What you have to do – From the listing below, extract each entry exactly as written, minus the images.

======== Materials provided ========

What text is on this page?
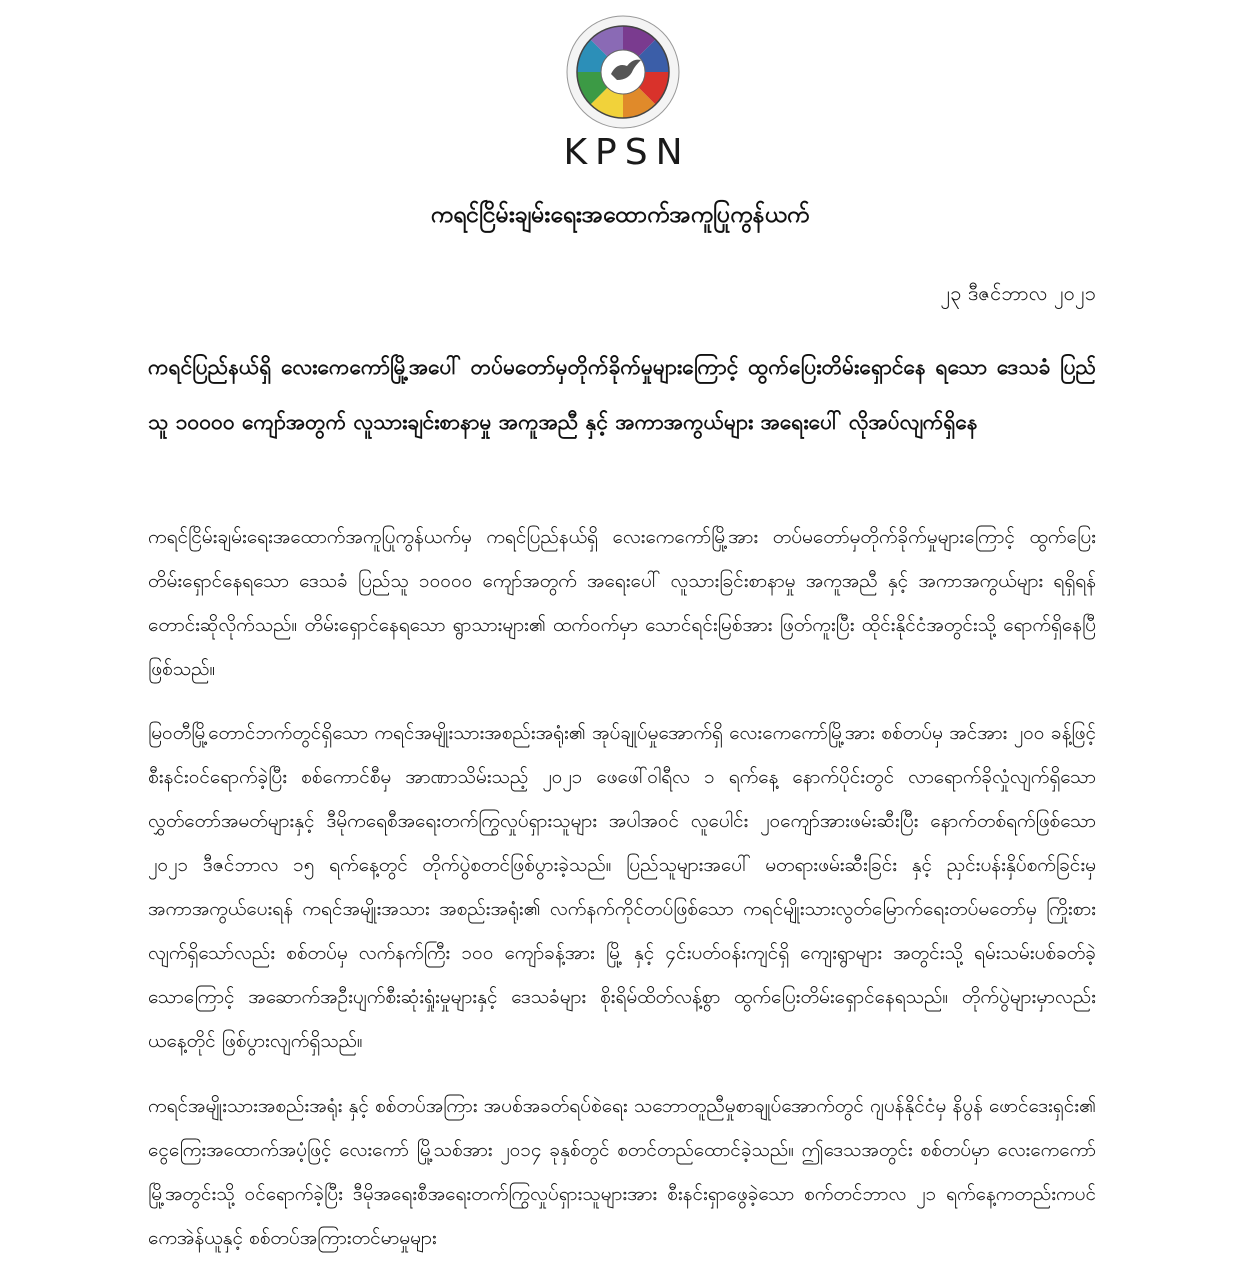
KPSN
ကရင်ငြိမ်းချမ်းရေးအထောက်အကူပြုကွန်ယက်
၂၃ ဒီဇင်ဘာလ ၂၀၂၁
ကရင်ပြည်နယ်ရှိ လေးကေကော်မြို့အပေါ် တပ်မတော်မှတိုက်ခိုက်မှုများကြောင့် ထွက်ပြေးတိမ်းရှောင်နေ ရသော ဒေသခံ ပြည်သူ ၁၀၀၀၀ ကျော်အတွက် လူသားချင်းစာနာမှု အကူအညီ နှင့် အကာအကွယ်များ အရေးပေါ် လိုအပ်လျက်ရှိနေ
ကရင်ငြိမ်းချမ်းရေးအထောက်အကူပြုကွန်ယက်မှ ကရင်ပြည်နယ်ရှိ လေးကေကော်မြို့အား တပ်မတော်မှတိုက်ခိုက်မှုများကြောင့် ထွက်ပြေးတိမ်းရှောင်နေရသော ဒေသခံ ပြည်သူ ၁၀၀၀၀ ကျော်အတွက် အရေးပေါ် လူသားခြင်းစာနာမှု အကူအညီ နှင့် အကာအကွယ်များ ရရှိရန် တောင်းဆိုလိုက်သည်။ တိမ်းရှောင်နေရသော ရွာသားများ၏ ထက်ဝက်မှာ သောင်ရင်းမြစ်အား ဖြတ်ကူးပြီး ထိုင်းနိုင်ငံအတွင်းသို့ ရောက်ရှိနေပြီဖြစ်သည်။
မြဝတီမြို့တောင်ဘက်တွင်ရှိသော ကရင်အမျိုးသားအစည်းအရုံး၏ အုပ်ချုပ်မှုအောက်ရှိ လေးကေကော်မြို့အား စစ်တပ်မှ အင်အား ၂၀၀ ခန့်ဖြင့်စီးနင်းဝင်ရောက်ခဲ့ပြီး စစ်ကောင်စီမှ အာဏာသိမ်းသည့် ၂၀၂၁ ဖေဖေါ်ဝါရီလ ၁ ရက်နေ့ နောက်ပိုင်းတွင် လာရောက်ခိုလှုံလျက်ရှိသော လွှတ်တော်အမတ်များနှင့် ဒီမိုကရေစီအရေးတက်ကြွလှုပ်ရှားသူများ အပါအဝင် လူပေါင်း ၂၀ကျော်အားဖမ်းဆီးပြီး နောက်တစ်ရက်ဖြစ်သော ၂၀၂၁ ဒီဇင်ဘာလ ၁၅ ရက်နေ့တွင် တိုက်ပွဲစတင်ဖြစ်ပွားခဲ့သည်။ ပြည်သူများအပေါ် မတရားဖမ်းဆီးခြင်း နှင့် ညှင်းပန်းနှိပ်စက်ခြင်းမှ အကာအကွယ်ပေးရန် ကရင်အမျိုးအသား အစည်းအရုံး၏ လက်နက်ကိုင်တပ်ဖြစ်သော ကရင်မျိုးသားလွတ်မြောက်ရေးတပ်မတော်မှ ကြိုးစားလျက်ရှိသော်လည်း စစ်တပ်မှ လက်နက်ကြီး ၁၀၀ ကျော်ခန့်အား မြို့ နှင့် ၄င်းပတ်ဝန်းကျင်ရှိ ကျေးရွာများ အတွင်းသို့ ရမ်းသမ်းပစ်ခတ်ခဲ့သောကြောင့် အဆောက်အဦးပျက်စီးဆုံးရှုံးမှုများနှင့် ဒေသခံများ စိုးရိမ်ထိတ်လန့်စွာ ထွက်ပြေးတိမ်းရှောင်နေရသည်။ တိုက်ပွဲများမှာလည်း ယနေ့တိုင် ဖြစ်ပွားလျက်ရှိသည်။
ကရင်အမျိုးသားအစည်းအရုံး နှင့် စစ်တပ်အကြား အပစ်အခတ်ရပ်စဲရေး သဘောတူညီမှုစာချုပ်အောက်တွင် ဂျပန်နိုင်ငံမှ နိပွန် ဖောင်ဒေးရှင်း၏ ငွေကြေးအထောက်အပံ့ဖြင့် လေးကော် မြို့သစ်အား ၂၀၁၄ ခုနှစ်တွင် စတင်တည်ထောင်ခဲ့သည်။ ဤဒေသအတွင်း စစ်တပ်မှာ လေးကေကော်မြို့အတွင်းသို့ ဝင်ရောက်ခဲ့ပြီး ဒီမိုအရေးစီအရေးတက်ကြွလှုပ်ရှားသူများအား စီးနင်းရှာဖွေခဲ့သော စက်တင်ဘာလ ၂၁ ရက်နေ့ကတည်းကပင် ကေအဲန်ယူနှင့် စစ်တပ်အကြားတင်မာမှုများ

========

Exercise output –
What text is on this page?
KPSN
ကရင်ငြိမ်းချမ်းရေးအထောက်အကူပြုကွန်ယက်
၂၃ ဒီဇင်ဘာလ ၂၀၂၁
ကရင်ပြည်နယ်ရှိ လေးကေကော်မြို့အပေါ် တပ်မတော်မှတိုက်ခိုက်မှုများကြောင့် ထွက်ပြေးတိမ်းရှောင်နေ ရသော ဒေသခံ ပြည်သူ ၁၀၀၀၀ ကျော်အတွက် လူသားချင်းစာနာမှု အကူအညီ နှင့် အကာအကွယ်များ အရေးပေါ် လိုအပ်လျက်ရှိနေ
ကရင်ငြိမ်းချမ်းရေးအထောက်အကူပြုကွန်ယက်မှ ကရင်ပြည်နယ်ရှိ လေးကေကော်မြို့အား တပ်မတော်မှတိုက်ခိုက်မှုများကြောင့် ထွက်ပြေးတိမ်းရှောင်နေရသော ဒေသခံ ပြည်သူ ၁၀၀၀၀ ကျော်အတွက် အရေးပေါ် လူသားခြင်းစာနာမှု အကူအညီ နှင့် အကာအကွယ်များ ရရှိရန် တောင်းဆိုလိုက်သည်။ တိမ်းရှောင်နေရသော ရွာသားများ၏ ထက်ဝက်မှာ သောင်ရင်းမြစ်အား ဖြတ်ကူးပြီး ထိုင်းနိုင်ငံအတွင်းသို့ ရောက်ရှိနေပြီဖြစ်သည်။
မြဝတီမြို့တောင်ဘက်တွင်ရှိသော ကရင်အမျိုးသားအစည်းအရုံး၏ အုပ်ချုပ်မှုအောက်ရှိ လေးကေကော်မြို့အား စစ်တပ်မှ အင်အား ၂၀၀ ခန့်ဖြင့်စီးနင်းဝင်ရောက်ခဲ့ပြီး စစ်ကောင်စီမှ အာဏာသိမ်းသည့် ၂၀၂၁ ဖေဖေါ်ဝါရီလ ၁ ရက်နေ့ နောက်ပိုင်းတွင် လာရောက်ခိုလှုံလျက်ရှိသော လွှတ်တော်အမတ်များနှင့် ဒီမိုကရေစီအရေးတက်ကြွလှုပ်ရှားသူများ အပါအဝင် လူပေါင်း ၂၀ကျော်အားဖမ်းဆီးပြီး နောက်တစ်ရက်ဖြစ်သော ၂၀၂၁ ဒီဇင်ဘာလ ၁၅ ရက်နေ့တွင် တိုက်ပွဲစတင်ဖြစ်ပွားခဲ့သည်။ ပြည်သူများအပေါ် မတရားဖမ်းဆီးခြင်း နှင့် ညှင်းပန်းနှိပ်စက်ခြင်းမှ အကာအကွယ်ပေးရန် ကရင်အမျိုးအသား အစည်းအရုံး၏ လက်နက်ကိုင်တပ်ဖြစ်သော ကရင်မျိုးသားလွတ်မြောက်ရေးတပ်မတော်မှ ကြိုးစားလျက်ရှိသော်လည်း စစ်တပ်မှ လက်နက်ကြီး ၁၀၀ ကျော်ခန့်အား မြို့ နှင့် ၄င်းပတ်ဝန်းကျင်ရှိ ကျေးရွာများ အတွင်းသို့ ရမ်းသမ်းပစ်ခတ်ခဲ့သောကြောင့် အဆောက်အဦးပျက်စီးဆုံးရှုံးမှုများနှင့် ဒေသခံများ စိုးရိမ်ထိတ်လန့်စွာ ထွက်ပြေးတိမ်းရှောင်နေရသည်။ တိုက်ပွဲများမှာလည်း ယနေ့တိုင် ဖြစ်ပွားလျက်ရှိသည်။
ကရင်အမျိုးသားအစည်းအရုံး နှင့် စစ်တပ်အကြား အပစ်အခတ်ရပ်စဲရေး သဘောတူညီမှုစာချုပ်အောက်တွင် ဂျပန်နိုင်ငံမှ နိပွန် ဖောင်ဒေးရှင်း၏ ငွေကြေးအထောက်အပံ့ဖြင့် လေးကော် မြို့သစ်အား ၂၀၁၄ ခုနှစ်တွင် စတင်တည်ထောင်ခဲ့သည်။ ဤဒေသအတွင်း စစ်တပ်မှာ လေးကေကော်မြို့အတွင်းသို့ ဝင်ရောက်ခဲ့ပြီး ဒီမိုအရေးစီအရေးတက်ကြွလှုပ်ရှားသူများအား စီးနင်းရှာဖွေခဲ့သော စက်တင်ဘာလ ၂၁ ရက်နေ့ကတည်းကပင် ကေအဲန်ယူနှင့် စစ်တပ်အကြားတင်မာမှုများ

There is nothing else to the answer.